(Raw records)
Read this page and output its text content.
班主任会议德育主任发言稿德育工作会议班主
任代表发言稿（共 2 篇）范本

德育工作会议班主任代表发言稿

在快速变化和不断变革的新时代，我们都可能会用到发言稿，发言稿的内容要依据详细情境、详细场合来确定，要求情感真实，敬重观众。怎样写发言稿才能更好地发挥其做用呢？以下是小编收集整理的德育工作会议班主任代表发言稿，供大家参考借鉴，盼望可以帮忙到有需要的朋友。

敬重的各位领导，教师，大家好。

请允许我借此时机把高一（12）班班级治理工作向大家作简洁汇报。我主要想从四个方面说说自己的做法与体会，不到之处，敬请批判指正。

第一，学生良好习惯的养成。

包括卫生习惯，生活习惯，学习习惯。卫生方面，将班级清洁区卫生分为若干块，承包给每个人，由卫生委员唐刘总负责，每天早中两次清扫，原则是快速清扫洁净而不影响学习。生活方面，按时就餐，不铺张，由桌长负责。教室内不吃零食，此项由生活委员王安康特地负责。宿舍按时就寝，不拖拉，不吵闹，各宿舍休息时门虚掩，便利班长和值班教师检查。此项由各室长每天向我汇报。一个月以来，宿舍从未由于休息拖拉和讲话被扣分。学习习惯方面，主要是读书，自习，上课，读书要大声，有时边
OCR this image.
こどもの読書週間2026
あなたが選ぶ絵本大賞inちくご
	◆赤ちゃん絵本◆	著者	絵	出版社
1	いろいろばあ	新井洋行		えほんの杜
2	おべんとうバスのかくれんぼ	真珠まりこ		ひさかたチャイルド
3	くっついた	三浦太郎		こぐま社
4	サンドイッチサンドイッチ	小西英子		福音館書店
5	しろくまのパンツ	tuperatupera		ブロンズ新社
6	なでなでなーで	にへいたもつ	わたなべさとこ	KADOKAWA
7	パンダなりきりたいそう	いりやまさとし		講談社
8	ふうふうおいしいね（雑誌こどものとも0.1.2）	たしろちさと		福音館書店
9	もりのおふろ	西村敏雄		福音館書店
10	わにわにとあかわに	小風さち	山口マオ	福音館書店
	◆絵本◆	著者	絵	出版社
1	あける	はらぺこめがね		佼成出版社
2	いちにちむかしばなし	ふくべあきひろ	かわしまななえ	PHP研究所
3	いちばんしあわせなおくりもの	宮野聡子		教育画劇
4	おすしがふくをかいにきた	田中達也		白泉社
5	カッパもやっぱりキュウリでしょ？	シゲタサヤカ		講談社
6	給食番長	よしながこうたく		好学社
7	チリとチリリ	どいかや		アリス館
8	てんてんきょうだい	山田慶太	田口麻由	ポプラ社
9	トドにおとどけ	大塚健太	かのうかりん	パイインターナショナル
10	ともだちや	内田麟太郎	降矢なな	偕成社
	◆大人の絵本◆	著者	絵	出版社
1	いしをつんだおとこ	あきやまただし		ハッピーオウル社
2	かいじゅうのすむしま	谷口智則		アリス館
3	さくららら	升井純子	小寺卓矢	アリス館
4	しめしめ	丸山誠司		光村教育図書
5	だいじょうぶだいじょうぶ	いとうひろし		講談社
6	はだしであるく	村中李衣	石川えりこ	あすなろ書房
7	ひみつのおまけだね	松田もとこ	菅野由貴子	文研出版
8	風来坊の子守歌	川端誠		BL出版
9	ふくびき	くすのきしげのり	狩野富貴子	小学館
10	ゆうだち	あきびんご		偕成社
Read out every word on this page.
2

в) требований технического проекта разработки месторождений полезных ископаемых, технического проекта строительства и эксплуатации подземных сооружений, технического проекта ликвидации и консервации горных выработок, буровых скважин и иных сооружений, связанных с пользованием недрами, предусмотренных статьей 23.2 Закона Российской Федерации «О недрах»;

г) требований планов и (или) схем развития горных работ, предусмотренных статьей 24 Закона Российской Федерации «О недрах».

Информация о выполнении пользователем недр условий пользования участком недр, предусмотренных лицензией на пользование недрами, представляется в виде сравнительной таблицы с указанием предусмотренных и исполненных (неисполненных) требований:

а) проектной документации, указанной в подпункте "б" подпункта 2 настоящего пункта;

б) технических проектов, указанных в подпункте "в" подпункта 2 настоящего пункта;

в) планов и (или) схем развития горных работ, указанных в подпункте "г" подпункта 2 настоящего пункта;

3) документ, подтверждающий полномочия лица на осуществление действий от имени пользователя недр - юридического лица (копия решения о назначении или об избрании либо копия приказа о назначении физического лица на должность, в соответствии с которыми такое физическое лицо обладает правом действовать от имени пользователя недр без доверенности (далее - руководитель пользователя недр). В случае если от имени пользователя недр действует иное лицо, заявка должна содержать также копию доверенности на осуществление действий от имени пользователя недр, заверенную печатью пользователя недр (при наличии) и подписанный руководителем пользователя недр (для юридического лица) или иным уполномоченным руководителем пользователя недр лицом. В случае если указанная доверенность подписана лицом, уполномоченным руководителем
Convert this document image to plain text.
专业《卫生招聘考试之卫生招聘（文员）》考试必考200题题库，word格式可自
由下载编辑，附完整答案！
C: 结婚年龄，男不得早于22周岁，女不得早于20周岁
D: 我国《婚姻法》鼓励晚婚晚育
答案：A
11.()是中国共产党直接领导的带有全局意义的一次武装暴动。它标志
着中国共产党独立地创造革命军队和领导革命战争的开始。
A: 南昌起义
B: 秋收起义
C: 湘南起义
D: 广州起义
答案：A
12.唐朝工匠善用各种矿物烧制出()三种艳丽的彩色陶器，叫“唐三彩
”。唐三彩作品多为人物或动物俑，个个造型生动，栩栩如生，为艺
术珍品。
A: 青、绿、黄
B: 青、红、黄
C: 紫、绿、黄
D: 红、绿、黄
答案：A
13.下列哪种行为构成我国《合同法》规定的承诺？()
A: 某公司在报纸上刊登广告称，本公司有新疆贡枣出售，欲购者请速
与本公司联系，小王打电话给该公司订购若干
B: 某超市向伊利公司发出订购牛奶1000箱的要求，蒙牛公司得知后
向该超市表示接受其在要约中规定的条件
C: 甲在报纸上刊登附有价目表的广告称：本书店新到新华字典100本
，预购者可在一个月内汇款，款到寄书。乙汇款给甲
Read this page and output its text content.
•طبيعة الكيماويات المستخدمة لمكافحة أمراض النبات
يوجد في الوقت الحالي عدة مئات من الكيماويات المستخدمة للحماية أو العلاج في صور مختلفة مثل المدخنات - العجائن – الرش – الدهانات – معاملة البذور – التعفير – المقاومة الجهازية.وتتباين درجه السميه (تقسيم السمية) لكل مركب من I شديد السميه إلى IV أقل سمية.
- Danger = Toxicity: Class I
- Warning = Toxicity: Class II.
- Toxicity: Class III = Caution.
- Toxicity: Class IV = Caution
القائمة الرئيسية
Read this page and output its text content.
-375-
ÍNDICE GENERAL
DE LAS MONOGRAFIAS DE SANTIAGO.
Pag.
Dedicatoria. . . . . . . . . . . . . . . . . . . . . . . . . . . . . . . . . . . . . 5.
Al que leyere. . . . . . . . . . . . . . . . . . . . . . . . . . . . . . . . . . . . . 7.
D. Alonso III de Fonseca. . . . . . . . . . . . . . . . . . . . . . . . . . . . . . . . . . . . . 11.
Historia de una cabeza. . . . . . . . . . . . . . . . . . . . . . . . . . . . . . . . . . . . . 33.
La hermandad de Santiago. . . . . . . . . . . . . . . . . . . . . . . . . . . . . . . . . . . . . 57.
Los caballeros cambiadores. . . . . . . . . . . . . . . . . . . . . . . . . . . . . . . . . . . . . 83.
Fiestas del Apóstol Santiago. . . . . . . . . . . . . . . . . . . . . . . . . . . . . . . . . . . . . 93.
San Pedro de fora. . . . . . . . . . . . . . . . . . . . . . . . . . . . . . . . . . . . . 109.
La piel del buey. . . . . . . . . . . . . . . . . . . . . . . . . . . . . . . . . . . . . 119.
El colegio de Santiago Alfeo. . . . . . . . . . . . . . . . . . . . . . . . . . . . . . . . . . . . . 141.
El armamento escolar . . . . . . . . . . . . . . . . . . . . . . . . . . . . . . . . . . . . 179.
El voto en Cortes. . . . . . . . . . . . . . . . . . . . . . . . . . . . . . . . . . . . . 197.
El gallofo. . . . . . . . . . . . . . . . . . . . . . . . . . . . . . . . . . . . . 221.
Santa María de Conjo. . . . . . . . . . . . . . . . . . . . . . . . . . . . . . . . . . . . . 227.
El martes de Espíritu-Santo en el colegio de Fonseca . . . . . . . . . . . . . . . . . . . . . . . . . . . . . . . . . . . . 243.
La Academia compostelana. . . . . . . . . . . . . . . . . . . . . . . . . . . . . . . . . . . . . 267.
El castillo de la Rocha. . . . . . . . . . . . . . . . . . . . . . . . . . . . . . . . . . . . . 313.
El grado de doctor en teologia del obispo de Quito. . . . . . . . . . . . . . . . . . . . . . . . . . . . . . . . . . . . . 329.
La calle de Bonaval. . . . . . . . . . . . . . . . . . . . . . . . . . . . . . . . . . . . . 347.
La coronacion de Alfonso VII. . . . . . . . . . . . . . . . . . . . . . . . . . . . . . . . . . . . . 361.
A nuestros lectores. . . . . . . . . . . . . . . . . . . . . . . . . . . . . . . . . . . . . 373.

(Aim of the task)
Identify the lines above with the word "пункта". Copy them.

(Correct result)
а) проектной документации, указанной в подпункте "б" подпункта 2 настоящего пункта;
б) технических проектов, указанных в подпункте "в" подпункта 2 настоящего пункта;
в) планов и (или) схем развития горных работ, указанных в подпункте "г" подпункта 2 настоящего пункта;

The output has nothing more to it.